Extracted entries
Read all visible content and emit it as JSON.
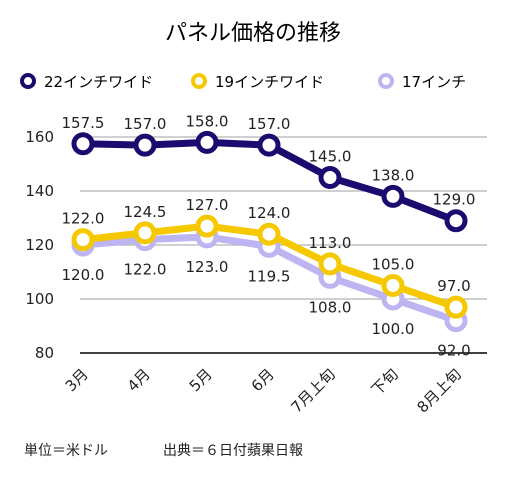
{
  "chart_data": {
    "type": "line",
    "title": "パネル価格の推移",
    "categories": [
      "3月",
      "4月",
      "5月",
      "6月",
      "7月上旬",
      "下旬",
      "8月上旬"
    ],
    "series": [
      {
        "name": "22インチワイド",
        "color": "#1a0b6e",
        "values": [
          157.5,
          157.0,
          158.0,
          157.0,
          145.0,
          138.0,
          129.0
        ],
        "labels": [
          "157.5",
          "157.0",
          "158.0",
          "157.0",
          "145.0",
          "138.0",
          "129.0"
        ]
      },
      {
        "name": "19インチワイド",
        "color": "#f5c800",
        "values": [
          122.0,
          124.5,
          127.0,
          124.0,
          113.0,
          105.0,
          97.0
        ],
        "labels": [
          "122.0",
          "124.5",
          "127.0",
          "124.0",
          "113.0",
          "105.0",
          "97.0"
        ]
      },
      {
        "name": "17インチ",
        "color": "#bdb4f2",
        "values": [
          120.0,
          122.0,
          123.0,
          119.5,
          108.0,
          100.0,
          92.0
        ],
        "labels": [
          "120.0",
          "122.0",
          "123.0",
          "119.5",
          "108.0",
          "100.0",
          "92.0"
        ]
      }
    ],
    "ylim": [
      80,
      160
    ],
    "yticks": [
      80,
      100,
      120,
      140,
      160
    ],
    "grid": true,
    "legend": "top",
    "unit_note": "単位＝米ドル",
    "source_note": "出典＝６日付蘋果日報"
  }
}
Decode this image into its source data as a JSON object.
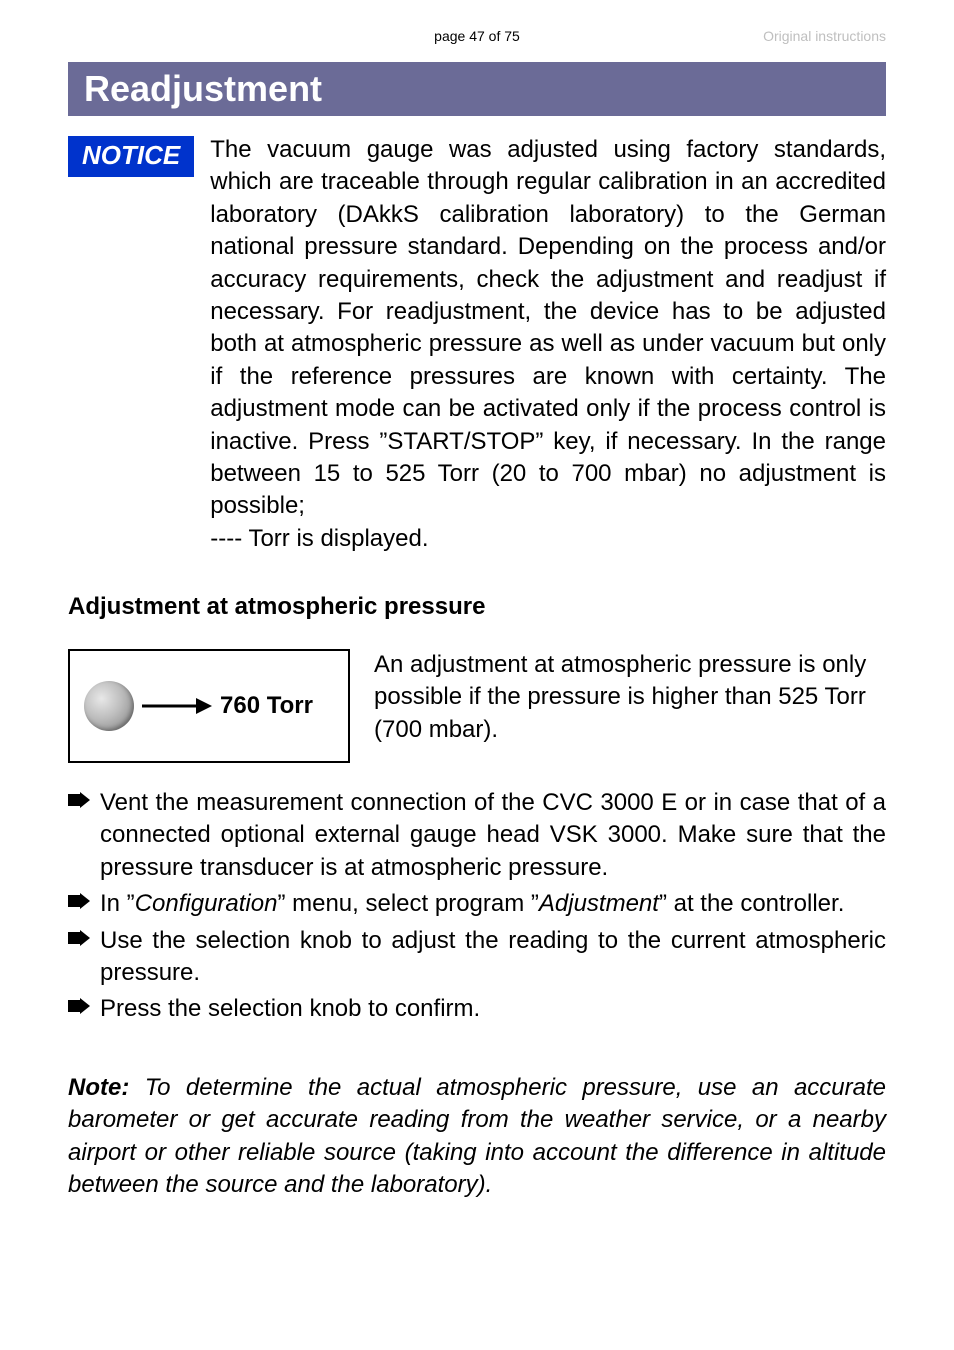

Given problem
All of the material above is to be copied exactly, except for its images.

Complete output
Read all visible content and emit it as JSON.
{
  "chart_data": {
    "type": "line",
    "title": "パネル価格の推移",
    "categories": [
      "3月",
      "4月",
      "5月",
      "6月",
      "7月上旬",
      "下旬",
      "8月上旬"
    ],
    "series": [
      {
        "name": "22インチワイド",
        "color": "#1a0b6e",
        "values": [
          157.5,
          157.0,
          158.0,
          157.0,
          145.0,
          138.0,
          129.0
        ],
        "labels": [
          "157.5",
          "157.0",
          "158.0",
          "157.0",
          "145.0",
          "138.0",
          "129.0"
        ]
      },
      {
        "name": "19インチワイド",
        "color": "#f5c800",
        "values": [
          122.0,
          124.5,
          127.0,
          124.0,
          113.0,
          105.0,
          97.0
        ],
        "labels": [
          "122.0",
          "124.5",
          "127.0",
          "124.0",
          "113.0",
          "105.0",
          "97.0"
        ]
      },
      {
        "name": "17インチ",
        "color": "#bdb4f2",
        "values": [
          120.0,
          122.0,
          123.0,
          119.5,
          108.0,
          100.0,
          92.0
        ],
        "labels": [
          "120.0",
          "122.0",
          "123.0",
          "119.5",
          "108.0",
          "100.0",
          "92.0"
        ]
      }
    ],
    "ylim": [
      80,
      160
    ],
    "yticks": [
      80,
      100,
      120,
      140,
      160
    ],
    "grid": true,
    "legend": "top",
    "unit_note": "単位＝米ドル",
    "source_note": "出典＝６日付蘋果日報"
  }
}
Decode this image into its source data as a JSON object.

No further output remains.